Element and region listings:
-------

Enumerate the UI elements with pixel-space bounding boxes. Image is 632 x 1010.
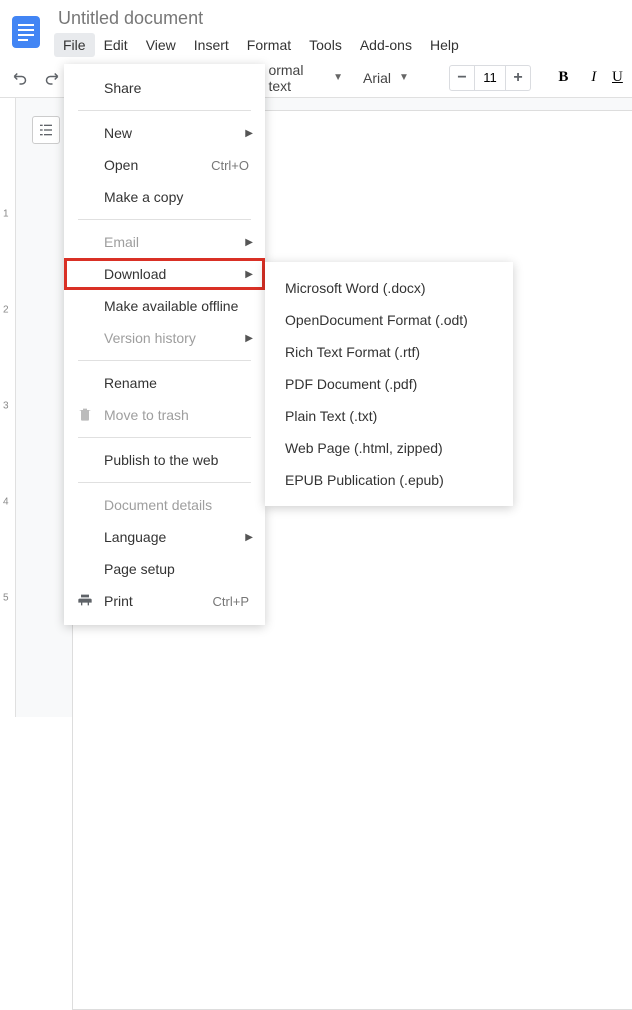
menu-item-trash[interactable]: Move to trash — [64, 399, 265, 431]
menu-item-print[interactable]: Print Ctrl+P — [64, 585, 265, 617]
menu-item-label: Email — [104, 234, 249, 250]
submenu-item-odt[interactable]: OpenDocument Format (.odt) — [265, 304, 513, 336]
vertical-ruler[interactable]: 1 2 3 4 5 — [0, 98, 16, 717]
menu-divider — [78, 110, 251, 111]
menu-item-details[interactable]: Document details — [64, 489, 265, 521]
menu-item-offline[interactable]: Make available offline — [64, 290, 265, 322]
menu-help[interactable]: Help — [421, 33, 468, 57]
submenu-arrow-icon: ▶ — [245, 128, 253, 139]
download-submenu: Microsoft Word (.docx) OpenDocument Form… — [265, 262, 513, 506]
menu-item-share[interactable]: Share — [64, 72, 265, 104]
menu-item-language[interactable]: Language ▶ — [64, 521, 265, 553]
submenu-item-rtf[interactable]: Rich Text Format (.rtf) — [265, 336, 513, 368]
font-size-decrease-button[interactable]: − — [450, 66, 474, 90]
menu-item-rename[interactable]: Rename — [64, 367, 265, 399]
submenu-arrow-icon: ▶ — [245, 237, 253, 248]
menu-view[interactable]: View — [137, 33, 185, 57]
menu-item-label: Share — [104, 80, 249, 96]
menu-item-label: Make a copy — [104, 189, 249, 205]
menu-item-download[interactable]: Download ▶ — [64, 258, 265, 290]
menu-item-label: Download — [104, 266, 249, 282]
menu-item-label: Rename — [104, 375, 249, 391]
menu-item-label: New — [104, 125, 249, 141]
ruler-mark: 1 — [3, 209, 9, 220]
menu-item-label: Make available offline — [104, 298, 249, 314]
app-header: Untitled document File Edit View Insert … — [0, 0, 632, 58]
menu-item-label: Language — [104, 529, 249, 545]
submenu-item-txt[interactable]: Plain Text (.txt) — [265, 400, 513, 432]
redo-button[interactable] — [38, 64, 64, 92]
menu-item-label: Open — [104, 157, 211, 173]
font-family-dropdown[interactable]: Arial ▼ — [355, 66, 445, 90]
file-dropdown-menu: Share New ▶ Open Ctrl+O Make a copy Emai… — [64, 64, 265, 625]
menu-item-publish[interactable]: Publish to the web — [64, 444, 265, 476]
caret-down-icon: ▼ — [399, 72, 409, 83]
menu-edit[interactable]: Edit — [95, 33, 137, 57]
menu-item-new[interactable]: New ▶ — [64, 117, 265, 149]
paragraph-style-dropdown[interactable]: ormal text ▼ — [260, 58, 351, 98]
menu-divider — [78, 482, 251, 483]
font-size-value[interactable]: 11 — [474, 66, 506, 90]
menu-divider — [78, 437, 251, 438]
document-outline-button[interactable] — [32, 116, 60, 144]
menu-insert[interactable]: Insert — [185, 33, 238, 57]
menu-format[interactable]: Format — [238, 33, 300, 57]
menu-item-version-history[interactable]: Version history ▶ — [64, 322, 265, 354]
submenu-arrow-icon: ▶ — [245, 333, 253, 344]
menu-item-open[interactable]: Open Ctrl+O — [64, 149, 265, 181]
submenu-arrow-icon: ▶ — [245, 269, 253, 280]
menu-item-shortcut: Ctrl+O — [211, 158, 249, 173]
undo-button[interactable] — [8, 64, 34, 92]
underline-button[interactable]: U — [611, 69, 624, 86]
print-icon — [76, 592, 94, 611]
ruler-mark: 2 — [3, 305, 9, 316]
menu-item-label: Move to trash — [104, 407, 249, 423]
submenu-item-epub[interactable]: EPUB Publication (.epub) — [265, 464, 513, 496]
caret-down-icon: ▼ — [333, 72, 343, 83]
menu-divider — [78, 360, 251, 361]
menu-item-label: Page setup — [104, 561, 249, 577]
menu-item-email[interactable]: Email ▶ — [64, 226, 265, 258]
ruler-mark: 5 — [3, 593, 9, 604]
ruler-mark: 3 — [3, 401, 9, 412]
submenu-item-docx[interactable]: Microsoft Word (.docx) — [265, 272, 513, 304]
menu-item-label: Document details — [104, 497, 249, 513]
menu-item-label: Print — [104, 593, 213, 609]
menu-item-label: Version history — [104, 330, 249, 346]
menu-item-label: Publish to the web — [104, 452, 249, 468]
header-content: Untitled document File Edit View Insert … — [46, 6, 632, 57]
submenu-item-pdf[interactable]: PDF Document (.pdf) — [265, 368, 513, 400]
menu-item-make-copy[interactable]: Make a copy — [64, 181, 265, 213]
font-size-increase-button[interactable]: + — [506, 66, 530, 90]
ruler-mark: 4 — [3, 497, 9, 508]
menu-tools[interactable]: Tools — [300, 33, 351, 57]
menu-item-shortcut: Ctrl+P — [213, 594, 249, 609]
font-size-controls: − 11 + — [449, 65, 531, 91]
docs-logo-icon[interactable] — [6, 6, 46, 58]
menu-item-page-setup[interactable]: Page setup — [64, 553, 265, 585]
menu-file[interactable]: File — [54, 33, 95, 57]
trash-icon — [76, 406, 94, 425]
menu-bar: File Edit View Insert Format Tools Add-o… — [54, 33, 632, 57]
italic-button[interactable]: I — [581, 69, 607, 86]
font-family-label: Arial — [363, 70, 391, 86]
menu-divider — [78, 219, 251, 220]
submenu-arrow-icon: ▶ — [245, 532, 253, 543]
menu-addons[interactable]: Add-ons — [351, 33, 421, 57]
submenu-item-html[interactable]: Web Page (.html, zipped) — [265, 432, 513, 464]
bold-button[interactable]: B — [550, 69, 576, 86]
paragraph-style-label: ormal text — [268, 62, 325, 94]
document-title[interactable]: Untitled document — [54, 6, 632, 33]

-------

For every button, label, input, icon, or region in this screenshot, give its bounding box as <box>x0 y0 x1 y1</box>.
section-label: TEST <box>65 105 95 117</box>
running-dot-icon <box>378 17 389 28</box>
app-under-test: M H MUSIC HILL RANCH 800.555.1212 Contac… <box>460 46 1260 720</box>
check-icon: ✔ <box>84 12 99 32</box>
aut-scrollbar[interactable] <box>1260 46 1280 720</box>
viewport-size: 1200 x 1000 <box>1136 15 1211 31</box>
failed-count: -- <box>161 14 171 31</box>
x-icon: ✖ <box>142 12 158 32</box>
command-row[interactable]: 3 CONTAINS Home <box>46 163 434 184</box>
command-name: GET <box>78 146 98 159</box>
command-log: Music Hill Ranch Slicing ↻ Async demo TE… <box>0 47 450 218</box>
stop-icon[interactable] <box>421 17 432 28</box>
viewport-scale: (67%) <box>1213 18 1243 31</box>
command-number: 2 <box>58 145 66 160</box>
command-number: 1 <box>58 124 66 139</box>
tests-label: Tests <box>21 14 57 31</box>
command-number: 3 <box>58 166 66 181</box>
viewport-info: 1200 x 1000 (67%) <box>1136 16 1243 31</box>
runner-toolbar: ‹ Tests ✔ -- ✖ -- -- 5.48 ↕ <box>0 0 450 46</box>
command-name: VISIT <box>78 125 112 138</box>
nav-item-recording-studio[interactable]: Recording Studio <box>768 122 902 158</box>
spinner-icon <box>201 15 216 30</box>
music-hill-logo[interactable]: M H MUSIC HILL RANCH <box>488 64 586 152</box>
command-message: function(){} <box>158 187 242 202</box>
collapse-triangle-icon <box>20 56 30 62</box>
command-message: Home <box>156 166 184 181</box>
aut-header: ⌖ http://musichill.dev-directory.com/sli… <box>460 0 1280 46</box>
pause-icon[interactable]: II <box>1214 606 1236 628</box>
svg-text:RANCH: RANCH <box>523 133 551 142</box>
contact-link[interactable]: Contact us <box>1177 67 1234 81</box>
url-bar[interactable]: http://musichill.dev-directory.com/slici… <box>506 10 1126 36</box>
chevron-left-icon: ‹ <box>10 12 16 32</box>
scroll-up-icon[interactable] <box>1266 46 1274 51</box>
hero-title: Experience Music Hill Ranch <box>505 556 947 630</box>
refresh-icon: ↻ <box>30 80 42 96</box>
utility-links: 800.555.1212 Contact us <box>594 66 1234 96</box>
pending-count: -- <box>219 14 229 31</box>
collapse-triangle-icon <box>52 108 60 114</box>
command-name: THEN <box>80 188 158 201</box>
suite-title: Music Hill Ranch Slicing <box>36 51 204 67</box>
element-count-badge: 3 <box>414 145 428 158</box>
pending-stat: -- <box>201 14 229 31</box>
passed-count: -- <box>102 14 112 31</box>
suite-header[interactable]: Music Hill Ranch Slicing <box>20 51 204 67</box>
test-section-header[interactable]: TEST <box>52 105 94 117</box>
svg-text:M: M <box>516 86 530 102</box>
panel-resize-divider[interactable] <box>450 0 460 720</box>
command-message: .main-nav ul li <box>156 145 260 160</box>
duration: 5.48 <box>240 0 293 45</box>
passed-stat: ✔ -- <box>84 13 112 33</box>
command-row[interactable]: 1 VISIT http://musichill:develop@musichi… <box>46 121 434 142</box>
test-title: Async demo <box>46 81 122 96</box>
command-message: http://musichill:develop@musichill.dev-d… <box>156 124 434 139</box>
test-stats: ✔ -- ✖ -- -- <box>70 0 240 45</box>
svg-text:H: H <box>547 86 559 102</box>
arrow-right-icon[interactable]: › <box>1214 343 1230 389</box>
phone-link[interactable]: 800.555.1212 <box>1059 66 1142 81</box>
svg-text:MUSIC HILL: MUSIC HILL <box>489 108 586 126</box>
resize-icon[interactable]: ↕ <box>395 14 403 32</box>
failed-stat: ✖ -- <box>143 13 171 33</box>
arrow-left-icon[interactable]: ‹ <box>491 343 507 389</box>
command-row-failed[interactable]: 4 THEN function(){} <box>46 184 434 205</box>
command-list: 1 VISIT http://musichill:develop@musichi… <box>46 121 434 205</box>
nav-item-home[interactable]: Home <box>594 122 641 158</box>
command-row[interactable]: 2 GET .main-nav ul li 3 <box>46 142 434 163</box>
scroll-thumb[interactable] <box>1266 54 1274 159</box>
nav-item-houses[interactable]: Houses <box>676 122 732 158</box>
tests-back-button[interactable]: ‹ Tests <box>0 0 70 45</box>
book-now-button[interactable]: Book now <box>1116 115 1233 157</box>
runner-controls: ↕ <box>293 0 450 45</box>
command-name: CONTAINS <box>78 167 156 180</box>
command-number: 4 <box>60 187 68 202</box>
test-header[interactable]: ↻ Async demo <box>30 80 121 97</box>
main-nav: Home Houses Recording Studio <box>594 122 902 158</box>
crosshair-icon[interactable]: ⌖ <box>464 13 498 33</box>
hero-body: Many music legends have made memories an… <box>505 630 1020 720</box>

-------

**SET TASK:** Recast the data from the line with "menu-item-trash[interactable]: Move to" to the line with "menu-item-publish[interactable]: Publish to" as a Markdown table with the columns Row and Entry. Give each line a row number and leave out blank lines.

**IN RESPONSE:**
| Row | Entry |
|---|---|
| 1 | menu-item-trash[interactable]: Move to trash — [64, 399, 265, 431] |
| 2 | menu-item-print[interactable]: Print Ctrl+P — [64, 585, 265, 617] |
| 3 | menu-item-label: Email — [104, 234, 249, 250] |
| 4 | submenu-item-odt[interactable]: OpenDocument Format (.odt) — [265, 304, 513, 336] |
| 5 | vertical-ruler[interactable]: 1 2 3 4 5 — [0, 98, 16, 717] |
| 6 | menu-divider — [78, 110, 251, 111] |
| 7 | menu-item-details[interactable]: Document details — [64, 489, 265, 521] |
| 8 | menu-item-offline[interactable]: Make available offline — [64, 290, 265, 322] |
| 9 | menu-help[interactable]: Help — [421, 33, 468, 57] |
| 10 | submenu-arrow-icon: ▶ — [245, 128, 253, 139] |
| 11 | download-submenu: Microsoft Word (.docx) OpenDocument Form… — [265, 262, 513, 506] |
| 12 | menu-item-share[interactable]: Share — [64, 72, 265, 104] |
| 13 | menu-item-language[interactable]: Language ▶ — [64, 521, 265, 553] |
| 14 | submenu-item-rtf[interactable]: Rich Text Format (.rtf) — [265, 336, 513, 368] |
| 15 | font-size-decrease-button[interactable]: − — [450, 66, 474, 90] |
| 16 | menu-item-rename[interactable]: Rename — [64, 367, 265, 399] |
| 17 | submenu-arrow-icon: ▶ — [245, 237, 253, 248] |
| 18 | menu-view[interactable]: View — [137, 33, 185, 57] |
| 19 | menu-item-label: Share — [104, 80, 249, 96] |
| 20 | menu-item-label: Make a copy — [104, 189, 249, 205] |
| 21 | menu-item-download[interactable]: Download ▶ — [64, 258, 265, 290] |
| 22 | menu-item-label: Download — [104, 266, 249, 282] |
| 23 | menu-item-label: Rename — [104, 375, 249, 391] |
| 24 | menu-item-label: New — [104, 125, 249, 141] |
| 25 | ruler-mark: 1 — [3, 209, 9, 220] |
| 26 | menu-item-label: Make available offline — [104, 298, 249, 314] |
| 27 | app-header: Untitled document File Edit View Insert … — [0, 0, 632, 58] |
| 28 | menu-item-label: Language — [104, 529, 249, 545] |
| 29 | submenu-item-txt[interactable]: Plain Text (.txt) — [265, 400, 513, 432] |
| 30 | redo-button[interactable] — [38, 64, 64, 92] |
| 31 | menu-item-label: Open — [104, 157, 211, 173] |
| 32 | font-family-dropdown[interactable]: Arial ▼ — [355, 66, 445, 90] |
| 33 | file-dropdown-menu: Share New ▶ Open Ctrl+O Make a copy Emai… — [64, 64, 265, 625] |
| 34 | menu-item-publish[interactable]: Publish to the web — [64, 444, 265, 476] |